*What is expected*.
Copy the rows word for word, beginning with the first one and going on through the row that contains "heading-managing-fabrics: Managing Fabrics". Include both of those rows.

[Element box records]
»»
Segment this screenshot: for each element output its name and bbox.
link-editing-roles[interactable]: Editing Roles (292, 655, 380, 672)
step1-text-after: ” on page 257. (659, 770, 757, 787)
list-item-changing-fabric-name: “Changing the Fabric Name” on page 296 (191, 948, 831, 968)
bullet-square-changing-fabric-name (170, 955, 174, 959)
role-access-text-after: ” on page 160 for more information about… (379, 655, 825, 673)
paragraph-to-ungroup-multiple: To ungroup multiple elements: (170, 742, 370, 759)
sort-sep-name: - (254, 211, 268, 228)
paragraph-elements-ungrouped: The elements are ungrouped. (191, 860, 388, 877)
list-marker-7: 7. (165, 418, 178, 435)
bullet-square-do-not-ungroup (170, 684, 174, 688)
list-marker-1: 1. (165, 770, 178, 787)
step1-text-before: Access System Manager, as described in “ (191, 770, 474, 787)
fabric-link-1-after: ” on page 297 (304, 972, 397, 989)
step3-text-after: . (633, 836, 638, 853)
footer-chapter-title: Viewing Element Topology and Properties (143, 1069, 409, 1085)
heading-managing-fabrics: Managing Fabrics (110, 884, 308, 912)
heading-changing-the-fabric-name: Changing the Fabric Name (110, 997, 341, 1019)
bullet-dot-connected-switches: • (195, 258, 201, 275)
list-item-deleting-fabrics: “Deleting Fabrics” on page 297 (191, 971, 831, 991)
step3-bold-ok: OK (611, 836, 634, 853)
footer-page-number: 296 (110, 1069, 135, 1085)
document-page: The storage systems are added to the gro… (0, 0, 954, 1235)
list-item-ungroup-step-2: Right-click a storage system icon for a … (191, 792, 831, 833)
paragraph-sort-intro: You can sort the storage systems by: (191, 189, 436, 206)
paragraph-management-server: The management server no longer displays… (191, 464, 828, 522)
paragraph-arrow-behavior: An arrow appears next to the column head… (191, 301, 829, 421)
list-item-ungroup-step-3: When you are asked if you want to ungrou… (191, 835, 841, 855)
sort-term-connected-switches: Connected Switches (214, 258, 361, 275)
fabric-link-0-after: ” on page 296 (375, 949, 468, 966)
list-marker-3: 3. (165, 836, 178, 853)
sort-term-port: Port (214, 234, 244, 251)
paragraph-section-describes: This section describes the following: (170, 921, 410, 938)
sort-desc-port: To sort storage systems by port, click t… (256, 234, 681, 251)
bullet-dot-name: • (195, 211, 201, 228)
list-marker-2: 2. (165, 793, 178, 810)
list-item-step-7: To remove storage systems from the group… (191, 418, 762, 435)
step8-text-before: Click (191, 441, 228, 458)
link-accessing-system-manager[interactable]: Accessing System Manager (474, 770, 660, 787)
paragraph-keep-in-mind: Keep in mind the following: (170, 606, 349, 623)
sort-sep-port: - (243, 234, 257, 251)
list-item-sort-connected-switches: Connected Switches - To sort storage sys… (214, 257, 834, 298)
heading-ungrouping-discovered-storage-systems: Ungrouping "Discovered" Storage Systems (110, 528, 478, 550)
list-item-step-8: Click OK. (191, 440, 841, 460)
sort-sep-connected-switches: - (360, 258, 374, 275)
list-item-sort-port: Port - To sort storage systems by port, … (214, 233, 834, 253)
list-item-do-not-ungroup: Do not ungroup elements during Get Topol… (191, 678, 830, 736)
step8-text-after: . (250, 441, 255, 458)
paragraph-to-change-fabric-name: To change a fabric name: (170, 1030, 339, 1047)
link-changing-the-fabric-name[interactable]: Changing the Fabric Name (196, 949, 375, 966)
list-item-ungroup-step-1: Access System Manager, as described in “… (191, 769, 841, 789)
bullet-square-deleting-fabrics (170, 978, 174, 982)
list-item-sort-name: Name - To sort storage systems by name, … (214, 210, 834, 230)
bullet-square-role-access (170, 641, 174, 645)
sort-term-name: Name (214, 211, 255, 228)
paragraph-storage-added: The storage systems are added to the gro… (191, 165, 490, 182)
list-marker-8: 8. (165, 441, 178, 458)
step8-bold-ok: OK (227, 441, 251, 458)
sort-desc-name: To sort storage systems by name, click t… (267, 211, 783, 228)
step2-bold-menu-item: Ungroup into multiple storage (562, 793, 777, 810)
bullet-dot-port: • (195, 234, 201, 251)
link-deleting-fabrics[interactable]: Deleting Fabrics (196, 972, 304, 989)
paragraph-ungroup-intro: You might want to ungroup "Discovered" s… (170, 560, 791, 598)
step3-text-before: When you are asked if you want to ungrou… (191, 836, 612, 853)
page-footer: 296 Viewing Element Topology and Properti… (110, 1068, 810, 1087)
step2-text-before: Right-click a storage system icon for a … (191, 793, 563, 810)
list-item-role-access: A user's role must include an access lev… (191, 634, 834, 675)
««
*Reply to the task*.
Segment this screenshot: for each element output its name and bbox.
link-editing-roles[interactable]: Editing Roles (292, 655, 380, 672)
step1-text-after: ” on page 257. (659, 770, 757, 787)
list-item-changing-fabric-name: “Changing the Fabric Name” on page 296 (191, 948, 831, 968)
bullet-square-changing-fabric-name (170, 955, 174, 959)
role-access-text-after: ” on page 160 for more information about… (379, 655, 825, 673)
paragraph-to-ungroup-multiple: To ungroup multiple elements: (170, 742, 370, 759)
sort-sep-name: - (254, 211, 268, 228)
paragraph-elements-ungrouped: The elements are ungrouped. (191, 860, 388, 877)
list-marker-7: 7. (165, 418, 178, 435)
bullet-square-do-not-ungroup (170, 684, 174, 688)
list-marker-1: 1. (165, 770, 178, 787)
step1-text-before: Access System Manager, as described in “ (191, 770, 474, 787)
fabric-link-1-after: ” on page 297 (304, 972, 397, 989)
step3-text-after: . (633, 836, 638, 853)
footer-chapter-title: Viewing Element Topology and Properties (143, 1069, 409, 1085)
heading-managing-fabrics: Managing Fabrics (110, 884, 308, 912)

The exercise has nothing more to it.